BRIEF: Exactly as written, print each record in the listing.

** begin ENTRIES SUPPLIED **

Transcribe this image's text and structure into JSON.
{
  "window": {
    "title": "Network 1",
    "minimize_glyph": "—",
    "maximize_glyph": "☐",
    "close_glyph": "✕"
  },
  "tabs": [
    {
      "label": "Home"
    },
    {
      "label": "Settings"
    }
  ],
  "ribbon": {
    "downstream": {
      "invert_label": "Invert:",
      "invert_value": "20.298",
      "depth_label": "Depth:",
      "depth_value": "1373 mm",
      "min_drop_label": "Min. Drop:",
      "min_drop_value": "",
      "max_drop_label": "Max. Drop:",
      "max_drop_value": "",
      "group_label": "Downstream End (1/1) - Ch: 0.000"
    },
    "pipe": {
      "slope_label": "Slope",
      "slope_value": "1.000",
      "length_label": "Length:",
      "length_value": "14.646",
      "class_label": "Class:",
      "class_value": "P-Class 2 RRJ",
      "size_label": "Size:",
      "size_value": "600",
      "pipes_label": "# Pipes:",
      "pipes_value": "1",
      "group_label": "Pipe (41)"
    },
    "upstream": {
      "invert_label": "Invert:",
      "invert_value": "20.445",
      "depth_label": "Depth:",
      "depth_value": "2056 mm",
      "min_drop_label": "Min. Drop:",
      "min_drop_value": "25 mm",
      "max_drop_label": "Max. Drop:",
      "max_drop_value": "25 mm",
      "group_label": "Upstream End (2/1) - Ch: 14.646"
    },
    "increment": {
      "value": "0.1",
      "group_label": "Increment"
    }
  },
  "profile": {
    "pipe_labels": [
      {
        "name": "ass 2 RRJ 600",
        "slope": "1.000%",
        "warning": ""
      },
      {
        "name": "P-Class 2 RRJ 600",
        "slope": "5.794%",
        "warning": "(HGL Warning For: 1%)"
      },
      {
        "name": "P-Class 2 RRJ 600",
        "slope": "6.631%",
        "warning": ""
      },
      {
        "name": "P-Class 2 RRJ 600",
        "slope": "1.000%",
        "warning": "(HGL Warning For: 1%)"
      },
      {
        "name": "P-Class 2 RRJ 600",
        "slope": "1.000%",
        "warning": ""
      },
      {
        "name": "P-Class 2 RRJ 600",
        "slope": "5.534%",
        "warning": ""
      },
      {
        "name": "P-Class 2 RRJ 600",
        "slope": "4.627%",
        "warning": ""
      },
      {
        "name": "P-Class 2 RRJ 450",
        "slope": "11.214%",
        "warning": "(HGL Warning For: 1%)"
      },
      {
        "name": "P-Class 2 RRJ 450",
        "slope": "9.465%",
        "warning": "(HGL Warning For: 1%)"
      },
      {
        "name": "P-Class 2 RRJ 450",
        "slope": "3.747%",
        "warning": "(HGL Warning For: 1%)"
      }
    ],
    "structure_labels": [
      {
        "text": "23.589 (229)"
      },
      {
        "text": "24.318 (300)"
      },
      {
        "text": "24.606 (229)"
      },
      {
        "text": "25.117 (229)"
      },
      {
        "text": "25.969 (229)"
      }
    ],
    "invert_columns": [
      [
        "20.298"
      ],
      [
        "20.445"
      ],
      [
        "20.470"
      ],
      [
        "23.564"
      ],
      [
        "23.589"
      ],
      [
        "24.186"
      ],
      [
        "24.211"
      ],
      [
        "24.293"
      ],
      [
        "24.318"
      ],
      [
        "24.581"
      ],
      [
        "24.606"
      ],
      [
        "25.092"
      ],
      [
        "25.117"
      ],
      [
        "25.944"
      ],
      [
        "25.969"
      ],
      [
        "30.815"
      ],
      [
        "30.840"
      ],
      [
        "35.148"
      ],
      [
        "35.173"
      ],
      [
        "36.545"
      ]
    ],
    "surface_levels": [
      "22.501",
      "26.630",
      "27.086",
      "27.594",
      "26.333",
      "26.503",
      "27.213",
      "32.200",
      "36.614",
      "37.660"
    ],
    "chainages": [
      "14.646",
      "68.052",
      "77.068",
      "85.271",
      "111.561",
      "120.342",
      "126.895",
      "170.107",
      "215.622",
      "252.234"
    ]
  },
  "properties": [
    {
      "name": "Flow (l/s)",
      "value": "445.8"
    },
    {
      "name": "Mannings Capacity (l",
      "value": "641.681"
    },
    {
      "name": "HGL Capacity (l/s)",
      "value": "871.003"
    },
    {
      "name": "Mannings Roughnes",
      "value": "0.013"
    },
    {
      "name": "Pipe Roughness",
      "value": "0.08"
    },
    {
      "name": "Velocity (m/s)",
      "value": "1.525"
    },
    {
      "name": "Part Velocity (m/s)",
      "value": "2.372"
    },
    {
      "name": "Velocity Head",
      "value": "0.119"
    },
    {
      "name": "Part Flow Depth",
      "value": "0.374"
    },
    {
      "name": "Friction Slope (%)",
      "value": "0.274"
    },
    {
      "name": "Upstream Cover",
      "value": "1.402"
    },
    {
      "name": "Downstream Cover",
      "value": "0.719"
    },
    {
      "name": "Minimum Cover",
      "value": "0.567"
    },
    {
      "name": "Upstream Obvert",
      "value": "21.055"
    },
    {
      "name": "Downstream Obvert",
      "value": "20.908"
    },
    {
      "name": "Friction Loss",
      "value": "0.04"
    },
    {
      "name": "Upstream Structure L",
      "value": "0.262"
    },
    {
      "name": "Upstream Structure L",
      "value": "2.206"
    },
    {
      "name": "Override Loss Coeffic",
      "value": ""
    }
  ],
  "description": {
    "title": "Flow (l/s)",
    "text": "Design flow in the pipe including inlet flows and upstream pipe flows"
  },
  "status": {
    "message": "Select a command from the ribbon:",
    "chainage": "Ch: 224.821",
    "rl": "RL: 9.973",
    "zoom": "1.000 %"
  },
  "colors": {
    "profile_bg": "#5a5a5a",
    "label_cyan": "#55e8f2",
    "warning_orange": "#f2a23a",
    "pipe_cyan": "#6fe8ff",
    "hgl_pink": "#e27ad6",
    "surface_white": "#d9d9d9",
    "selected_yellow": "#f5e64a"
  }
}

** end ENTRIES SUPPLIED **

OUTPUT:
Transcribe this image's text and structure into JSON.
{
  "window": {
    "title": "Network 1",
    "minimize_glyph": "—",
    "maximize_glyph": "☐",
    "close_glyph": "✕"
  },
  "tabs": [
    {
      "label": "Home"
    },
    {
      "label": "Settings"
    }
  ],
  "ribbon": {
    "downstream": {
      "invert_label": "Invert:",
      "invert_value": "20.298",
      "depth_label": "Depth:",
      "depth_value": "1373 mm",
      "min_drop_label": "Min. Drop:",
      "min_drop_value": "",
      "max_drop_label": "Max. Drop:",
      "max_drop_value": "",
      "group_label": "Downstream End (1/1) - Ch: 0.000"
    },
    "pipe": {
      "slope_label": "Slope",
      "slope_value": "1.000",
      "length_label": "Length:",
      "length_value": "14.646",
      "class_label": "Class:",
      "class_value": "P-Class 2 RRJ",
      "size_label": "Size:",
      "size_value": "600",
      "pipes_label": "# Pipes:",
      "pipes_value": "1",
      "group_label": "Pipe (41)"
    },
    "upstream": {
      "invert_label": "Invert:",
      "invert_value": "20.445",
      "depth_label": "Depth:",
      "depth_value": "2056 mm",
      "min_drop_label": "Min. Drop:",
      "min_drop_value": "25 mm",
      "max_drop_label": "Max. Drop:",
      "max_drop_value": "25 mm",
      "group_label": "Upstream End (2/1) - Ch: 14.646"
    },
    "increment": {
      "value": "0.1",
      "group_label": "Increment"
    }
  },
  "profile": {
    "pipe_labels": [
      {
        "name": "ass 2 RRJ 600",
        "slope": "1.000%",
        "warning": ""
      },
      {
        "name": "P-Class 2 RRJ 600",
        "slope": "5.794%",
        "warning": "(HGL Warning For: 1%)"
      },
      {
        "name": "P-Class 2 RRJ 600",
        "slope": "6.631%",
        "warning": ""
      },
      {
        "name": "P-Class 2 RRJ 600",
        "slope": "1.000%",
        "warning": "(HGL Warning For: 1%)"
      },
      {
        "name": "P-Class 2 RRJ 600",
        "slope": "1.000%",
        "warning": ""
      },
      {
        "name": "P-Class 2 RRJ 600",
        "slope": "5.534%",
        "warning": ""
      },
      {
        "name": "P-Class 2 RRJ 600",
        "slope": "4.627%",
        "warning": ""
      },
      {
        "name": "P-Class 2 RRJ 450",
        "slope": "11.214%",
        "warning": "(HGL Warning For: 1%)"
      },
      {
        "name": "P-Class 2 RRJ 450",
        "slope": "9.465%",
        "warning": "(HGL Warning For: 1%)"
      },
      {
        "name": "P-Class 2 RRJ 450",
        "slope": "3.747%",
        "warning": "(HGL Warning For: 1%)"
      }
    ],
    "structure_labels": [
      {
        "text": "23.589 (229)"
      },
      {
        "text": "24.318 (300)"
      },
      {
        "text": "24.606 (229)"
      },
      {
        "text": "25.117 (229)"
      },
      {
        "text": "25.969 (229)"
      }
    ],
    "invert_columns": [
      [
        "20.298"
      ],
      [
        "20.445"
      ],
      [
        "20.470"
      ],
      [
        "23.564"
      ],
      [
        "23.589"
      ],
      [
        "24.186"
      ],
      [
        "24.211"
      ],
      [
        "24.293"
      ],
      [
        "24.318"
      ],
      [
        "24.581"
      ],
      [
        "24.606"
      ],
      [
        "25.092"
      ],
      [
        "25.117"
      ],
      [
        "25.944"
      ],
      [
        "25.969"
      ],
      [
        "30.815"
      ],
      [
        "30.840"
      ],
      [
        "35.148"
      ],
      [
        "35.173"
      ],
      [
        "36.545"
      ]
    ],
    "surface_levels": [
      "22.501",
      "26.630",
      "27.086",
      "27.594",
      "26.333",
      "26.503",
      "27.213",
      "32.200",
      "36.614",
      "37.660"
    ],
    "chainages": [
      "14.646",
      "68.052",
      "77.068",
      "85.271",
      "111.561",
      "120.342",
      "126.895",
      "170.107",
      "215.622",
      "252.234"
    ]
  },
  "properties": [
    {
      "name": "Flow (l/s)",
      "value": "445.8"
    },
    {
      "name": "Mannings Capacity (l",
      "value": "641.681"
    },
    {
      "name": "HGL Capacity (l/s)",
      "value": "871.003"
    },
    {
      "name": "Mannings Roughnes",
      "value": "0.013"
    },
    {
      "name": "Pipe Roughness",
      "value": "0.08"
    },
    {
      "name": "Velocity (m/s)",
      "value": "1.525"
    },
    {
      "name": "Part Velocity (m/s)",
      "value": "2.372"
    },
    {
      "name": "Velocity Head",
      "value": "0.119"
    },
    {
      "name": "Part Flow Depth",
      "value": "0.374"
    },
    {
      "name": "Friction Slope (%)",
      "value": "0.274"
    },
    {
      "name": "Upstream Cover",
      "value": "1.402"
    },
    {
      "name": "Downstream Cover",
      "value": "0.719"
    },
    {
      "name": "Minimum Cover",
      "value": "0.567"
    },
    {
      "name": "Upstream Obvert",
      "value": "21.055"
    },
    {
      "name": "Downstream Obvert",
      "value": "20.908"
    },
    {
      "name": "Friction Loss",
      "value": "0.04"
    },
    {
      "name": "Upstream Structure L",
      "value": "0.262"
    },
    {
      "name": "Upstream Structure L",
      "value": "2.206"
    },
    {
      "name": "Override Loss Coeffic",
      "value": ""
    }
  ],
  "description": {
    "title": "Flow (l/s)",
    "text": "Design flow in the pipe including inlet flows and upstream pipe flows"
  },
  "status": {
    "message": "Select a command from the ribbon:",
    "chainage": "Ch: 224.821",
    "rl": "RL: 9.973",
    "zoom": "1.000 %"
  },
  "colors": {
    "profile_bg": "#5a5a5a",
    "label_cyan": "#55e8f2",
    "warning_orange": "#f2a23a",
    "pipe_cyan": "#6fe8ff",
    "hgl_pink": "#e27ad6",
    "surface_white": "#d9d9d9",
    "selected_yellow": "#f5e64a"
  }
}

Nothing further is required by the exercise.